Supplied records:
Start
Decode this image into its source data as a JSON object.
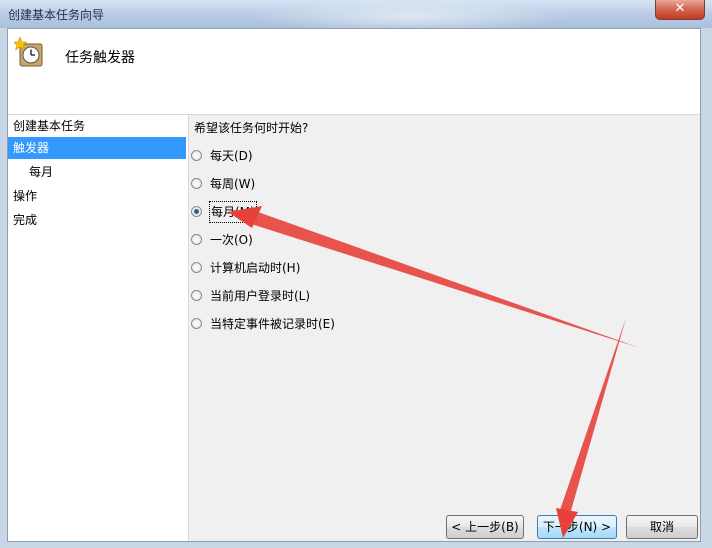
{
  "window": {
    "title": "创建基本任务向导",
    "close_label": "✕"
  },
  "header": {
    "title": "任务触发器",
    "icon": "task-clock-icon"
  },
  "sidebar": {
    "steps": [
      {
        "label": "创建基本任务"
      },
      {
        "label": "触发器",
        "active": true
      },
      {
        "label": "每月",
        "sub": true
      },
      {
        "label": "操作"
      },
      {
        "label": "完成"
      }
    ]
  },
  "main": {
    "question": "希望该任务何时开始?",
    "options": [
      {
        "label": "每天(D)",
        "checked": false
      },
      {
        "label": "每周(W)",
        "checked": false
      },
      {
        "label": "每月(M)",
        "checked": true
      },
      {
        "label": "一次(O)",
        "checked": false
      },
      {
        "label": "计算机启动时(H)",
        "checked": false
      },
      {
        "label": "当前用户登录时(L)",
        "checked": false
      },
      {
        "label": "当特定事件被记录时(E)",
        "checked": false
      }
    ]
  },
  "buttons": {
    "back": "< 上一步(B)",
    "next": "下一步(N) >",
    "cancel": "取消"
  },
  "annotation_color": "#e8413c"
}
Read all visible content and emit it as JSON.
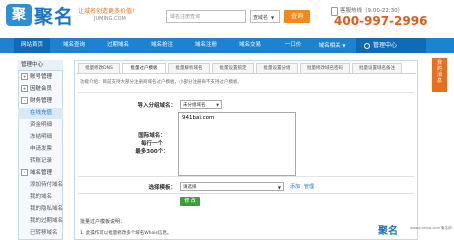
{
  "header": {
    "logo_mark": "聚",
    "logo_name": "聚名",
    "slogan": "让域名创造更多价值!",
    "domain": "JUMING.COM",
    "search_placeholder": "域名注册查询",
    "search_type": "查域名",
    "search_button": "查询",
    "hotline_label": "客服热线（9:00-22:30）",
    "phone": "400-997-2996"
  },
  "nav": {
    "items": [
      "网站首页",
      "域名查询",
      "过期域名",
      "域名抢注",
      "域名注册",
      "域名交易",
      "一口价",
      "域名相关"
    ],
    "active_index": 0,
    "admin_label": "管理中心"
  },
  "sidebar": {
    "title": "管理中心",
    "rows": [
      {
        "type": "group",
        "toggle": "+",
        "label": "账号管理"
      },
      {
        "type": "group",
        "toggle": "+",
        "label": "因赃会员"
      },
      {
        "type": "group",
        "toggle": "-",
        "label": "财务管理"
      },
      {
        "type": "sub",
        "label": "在线充值",
        "active": true
      },
      {
        "type": "sub",
        "label": "资金明细"
      },
      {
        "type": "sub",
        "label": "冻结明细"
      },
      {
        "type": "sub",
        "label": "申请发票"
      },
      {
        "type": "sub",
        "label": "转账记录"
      },
      {
        "type": "group",
        "toggle": "-",
        "label": "域名管理"
      },
      {
        "type": "sub",
        "label": "添加待付域名"
      },
      {
        "type": "sub",
        "label": "我的域名"
      },
      {
        "type": "sub",
        "label": "我的隐私域名"
      },
      {
        "type": "sub",
        "label": "我的过期域名"
      },
      {
        "type": "sub",
        "label": "已转移域名"
      }
    ]
  },
  "tabs": [
    "批量修改DNS",
    "批量过户模板",
    "批量解析域名",
    "批量设置锁定",
    "批量设置分组",
    "批量修改域名密码",
    "批量设置域名备注"
  ],
  "active_tab": 1,
  "form": {
    "hint": "功能介绍：目前支持大部分注册商域名过户模板，小部分注册商不支持过户模板。",
    "group_label": "导入分组域名：",
    "group_value": "未分组域名",
    "domain_label_line1": "国际域名：",
    "domain_label_line2": "每行一个",
    "domain_label_line3": "最多300个：",
    "textarea_value": "941bai.com",
    "template_label": "选择模板：",
    "template_value": "请选择",
    "add_link": "添加",
    "manage_link": "管理",
    "submit_label": "修 改"
  },
  "notes": {
    "title": "批量过户模板说明：",
    "line1": "1. 此操作可以批量修改多个域名Whois信息。"
  },
  "float_button": "我\n的\n消\n息",
  "watermark": {
    "mark": "聚名",
    "text": "www.juming.com 聚名网"
  },
  "colors": {
    "brand_blue": "#1d82cf",
    "accent_orange": "#e05a1b",
    "submit_green": "#3e9e3e"
  }
}
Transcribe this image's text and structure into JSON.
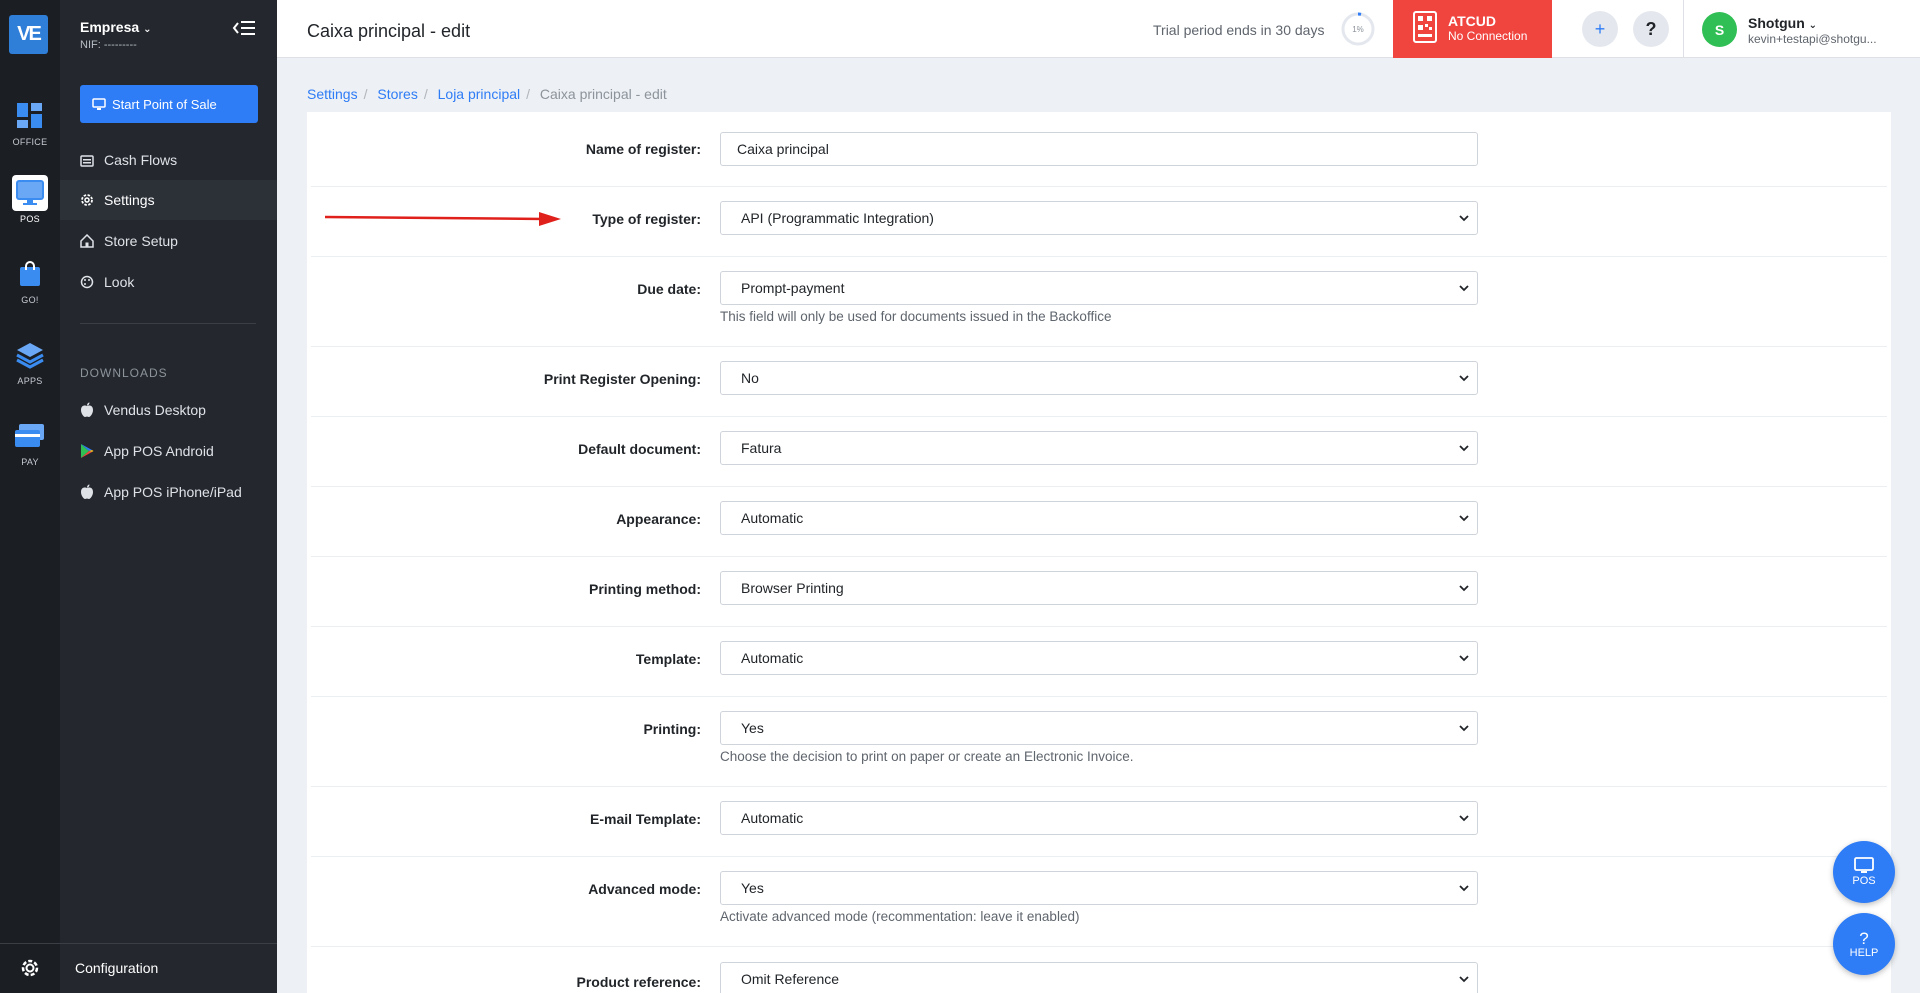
{
  "rail": {
    "logo_text": "VE",
    "items": [
      {
        "label": "OFFICE"
      },
      {
        "label": "POS"
      },
      {
        "label": "GO!"
      },
      {
        "label": "APPS"
      },
      {
        "label": "PAY"
      }
    ]
  },
  "sidebar": {
    "company": "Empresa",
    "nif": "NIF: ---------",
    "start_button": "Start Point of Sale",
    "nav": [
      {
        "label": "Cash Flows"
      },
      {
        "label": "Settings"
      },
      {
        "label": "Store Setup"
      },
      {
        "label": "Look"
      }
    ],
    "downloads_heading": "DOWNLOADS",
    "downloads": [
      {
        "label": "Vendus Desktop"
      },
      {
        "label": "App POS Android"
      },
      {
        "label": "App POS iPhone/iPad"
      }
    ],
    "configuration": "Configuration"
  },
  "header": {
    "title": "Caixa principal - edit",
    "trial_text": "Trial period ends in 30 days",
    "trial_percent": "1%",
    "atcud_title": "ATCUD",
    "atcud_status": "No Connection",
    "user_initial": "S",
    "user_name": "Shotgun",
    "user_email": "kevin+testapi@shotgu..."
  },
  "breadcrumb": {
    "items": [
      "Settings",
      "Stores",
      "Loja principal"
    ],
    "current": "Caixa principal - edit"
  },
  "form": {
    "fields": [
      {
        "label": "Name of register:",
        "value": "Caixa principal",
        "type": "input"
      },
      {
        "label": "Type of register:",
        "value": "API (Programmatic Integration)",
        "type": "select"
      },
      {
        "label": "Due date:",
        "value": "Prompt-payment",
        "type": "select",
        "help": "This field will only be used for documents issued in the Backoffice"
      },
      {
        "label": "Print Register Opening:",
        "value": "No",
        "type": "select"
      },
      {
        "label": "Default document:",
        "value": "Fatura",
        "type": "select"
      },
      {
        "label": "Appearance:",
        "value": "Automatic",
        "type": "select"
      },
      {
        "label": "Printing method:",
        "value": "Browser Printing",
        "type": "select"
      },
      {
        "label": "Template:",
        "value": "Automatic",
        "type": "select"
      },
      {
        "label": "Printing:",
        "value": "Yes",
        "type": "select",
        "help": "Choose the decision to print on paper or create an Electronic Invoice."
      },
      {
        "label": "E-mail Template:",
        "value": "Automatic",
        "type": "select"
      },
      {
        "label": "Advanced mode:",
        "value": "Yes",
        "type": "select",
        "help": "Activate advanced mode (recommentation: leave it enabled)"
      },
      {
        "label": "Product reference:",
        "value": "Omit Reference",
        "type": "select"
      }
    ]
  },
  "fab": {
    "pos_label": "POS",
    "help_label": "HELP"
  },
  "colors": {
    "accent": "#2e7cf6",
    "atcud_bg": "#f0443f",
    "sidebar_bg": "#24282e",
    "rail_bg": "#1b1e23",
    "arrow": "#e0201b"
  }
}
End
Problem to work on:
Lines that hold "JSON" are the ones to copy; find all of them.

Expected output:
Decode this image into its source data as a JSON object.
Read all visible content and emit it as JSON.
Transcribe this image's text and structure into JSON.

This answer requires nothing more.